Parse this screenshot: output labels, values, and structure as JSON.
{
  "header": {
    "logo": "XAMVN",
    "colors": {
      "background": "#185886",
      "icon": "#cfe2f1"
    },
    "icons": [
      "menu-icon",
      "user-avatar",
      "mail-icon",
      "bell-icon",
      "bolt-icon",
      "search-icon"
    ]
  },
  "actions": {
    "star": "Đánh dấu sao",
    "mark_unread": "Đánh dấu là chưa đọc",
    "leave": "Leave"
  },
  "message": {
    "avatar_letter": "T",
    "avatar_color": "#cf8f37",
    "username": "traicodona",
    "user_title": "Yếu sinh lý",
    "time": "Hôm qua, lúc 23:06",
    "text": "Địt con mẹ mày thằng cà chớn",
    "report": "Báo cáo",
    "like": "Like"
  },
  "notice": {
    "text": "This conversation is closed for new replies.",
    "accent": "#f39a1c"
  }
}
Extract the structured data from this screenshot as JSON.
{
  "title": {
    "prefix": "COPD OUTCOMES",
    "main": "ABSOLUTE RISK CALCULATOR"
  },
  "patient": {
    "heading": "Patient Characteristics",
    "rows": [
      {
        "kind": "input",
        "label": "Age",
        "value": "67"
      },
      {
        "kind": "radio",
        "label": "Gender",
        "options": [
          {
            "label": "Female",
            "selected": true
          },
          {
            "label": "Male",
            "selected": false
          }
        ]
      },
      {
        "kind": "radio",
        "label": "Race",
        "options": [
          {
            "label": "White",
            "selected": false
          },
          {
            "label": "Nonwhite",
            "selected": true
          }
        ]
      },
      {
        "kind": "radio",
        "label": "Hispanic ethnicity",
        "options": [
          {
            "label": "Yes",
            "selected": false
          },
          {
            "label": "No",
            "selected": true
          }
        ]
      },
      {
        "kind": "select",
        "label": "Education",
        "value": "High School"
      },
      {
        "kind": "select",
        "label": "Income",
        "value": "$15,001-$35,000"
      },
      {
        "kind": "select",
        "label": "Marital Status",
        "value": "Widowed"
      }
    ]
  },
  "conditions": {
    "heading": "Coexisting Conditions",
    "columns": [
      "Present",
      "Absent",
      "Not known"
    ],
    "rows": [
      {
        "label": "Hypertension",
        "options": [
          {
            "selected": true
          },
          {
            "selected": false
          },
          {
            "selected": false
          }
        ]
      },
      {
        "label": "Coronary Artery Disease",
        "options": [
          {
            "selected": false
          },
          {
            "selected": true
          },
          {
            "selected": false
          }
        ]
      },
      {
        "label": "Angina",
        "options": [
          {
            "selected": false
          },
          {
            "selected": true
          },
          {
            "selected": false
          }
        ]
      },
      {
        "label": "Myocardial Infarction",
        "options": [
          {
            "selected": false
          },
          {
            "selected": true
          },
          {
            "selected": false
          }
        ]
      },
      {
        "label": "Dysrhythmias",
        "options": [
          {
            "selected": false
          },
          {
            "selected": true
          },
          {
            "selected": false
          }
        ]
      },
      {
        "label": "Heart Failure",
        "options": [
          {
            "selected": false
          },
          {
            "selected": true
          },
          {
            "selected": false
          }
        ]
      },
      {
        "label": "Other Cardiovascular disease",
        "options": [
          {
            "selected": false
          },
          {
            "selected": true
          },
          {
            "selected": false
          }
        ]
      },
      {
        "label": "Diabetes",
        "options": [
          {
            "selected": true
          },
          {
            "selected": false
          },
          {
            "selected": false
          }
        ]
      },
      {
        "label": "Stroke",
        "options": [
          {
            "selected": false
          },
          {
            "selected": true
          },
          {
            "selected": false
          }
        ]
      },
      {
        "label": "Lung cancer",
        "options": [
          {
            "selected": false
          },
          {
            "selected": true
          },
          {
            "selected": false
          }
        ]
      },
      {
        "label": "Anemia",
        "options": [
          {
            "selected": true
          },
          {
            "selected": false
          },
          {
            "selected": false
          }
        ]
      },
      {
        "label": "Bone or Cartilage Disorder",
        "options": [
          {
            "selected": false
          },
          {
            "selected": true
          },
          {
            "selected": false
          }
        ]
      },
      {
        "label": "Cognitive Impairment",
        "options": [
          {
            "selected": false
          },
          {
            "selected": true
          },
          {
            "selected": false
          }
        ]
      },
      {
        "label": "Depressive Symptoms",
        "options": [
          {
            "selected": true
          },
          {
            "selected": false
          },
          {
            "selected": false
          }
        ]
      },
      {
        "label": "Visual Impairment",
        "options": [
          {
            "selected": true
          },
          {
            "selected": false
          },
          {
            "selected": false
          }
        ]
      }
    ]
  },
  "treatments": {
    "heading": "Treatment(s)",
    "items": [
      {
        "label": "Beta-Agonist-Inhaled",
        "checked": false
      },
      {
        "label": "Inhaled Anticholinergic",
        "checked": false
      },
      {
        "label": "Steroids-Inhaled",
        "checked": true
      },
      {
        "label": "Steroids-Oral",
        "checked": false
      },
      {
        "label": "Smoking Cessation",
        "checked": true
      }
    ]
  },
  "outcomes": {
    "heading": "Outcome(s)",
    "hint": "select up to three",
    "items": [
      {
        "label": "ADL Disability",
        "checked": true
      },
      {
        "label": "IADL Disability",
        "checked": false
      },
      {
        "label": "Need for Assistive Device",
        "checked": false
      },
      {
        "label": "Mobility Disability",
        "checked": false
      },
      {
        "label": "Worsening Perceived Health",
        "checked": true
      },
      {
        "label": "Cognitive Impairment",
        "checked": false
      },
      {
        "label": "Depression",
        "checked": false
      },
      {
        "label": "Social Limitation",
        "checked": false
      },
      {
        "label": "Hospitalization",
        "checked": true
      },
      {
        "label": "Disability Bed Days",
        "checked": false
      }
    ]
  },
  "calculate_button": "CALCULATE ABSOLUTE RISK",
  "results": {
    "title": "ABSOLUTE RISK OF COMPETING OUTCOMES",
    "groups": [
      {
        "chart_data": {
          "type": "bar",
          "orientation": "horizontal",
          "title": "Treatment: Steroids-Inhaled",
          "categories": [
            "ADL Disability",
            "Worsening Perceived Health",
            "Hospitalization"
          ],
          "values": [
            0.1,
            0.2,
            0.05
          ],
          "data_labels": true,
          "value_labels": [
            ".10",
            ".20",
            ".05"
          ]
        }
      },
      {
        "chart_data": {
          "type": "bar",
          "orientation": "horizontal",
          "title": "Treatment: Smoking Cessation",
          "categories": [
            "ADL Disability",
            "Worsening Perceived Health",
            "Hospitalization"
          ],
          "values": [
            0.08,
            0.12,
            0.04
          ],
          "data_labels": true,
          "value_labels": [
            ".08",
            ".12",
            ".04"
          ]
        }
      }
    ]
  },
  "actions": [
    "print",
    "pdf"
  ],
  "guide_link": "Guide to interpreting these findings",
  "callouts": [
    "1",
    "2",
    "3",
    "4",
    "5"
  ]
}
# # # # #
▶ [Exercise task] Whenever "text" turns up in a line, pick that line out.

▶ [Correct response]
    "text": "Địt con mẹ mày thằng cà chớn",
    "text": "This conversation is closed for new replies.",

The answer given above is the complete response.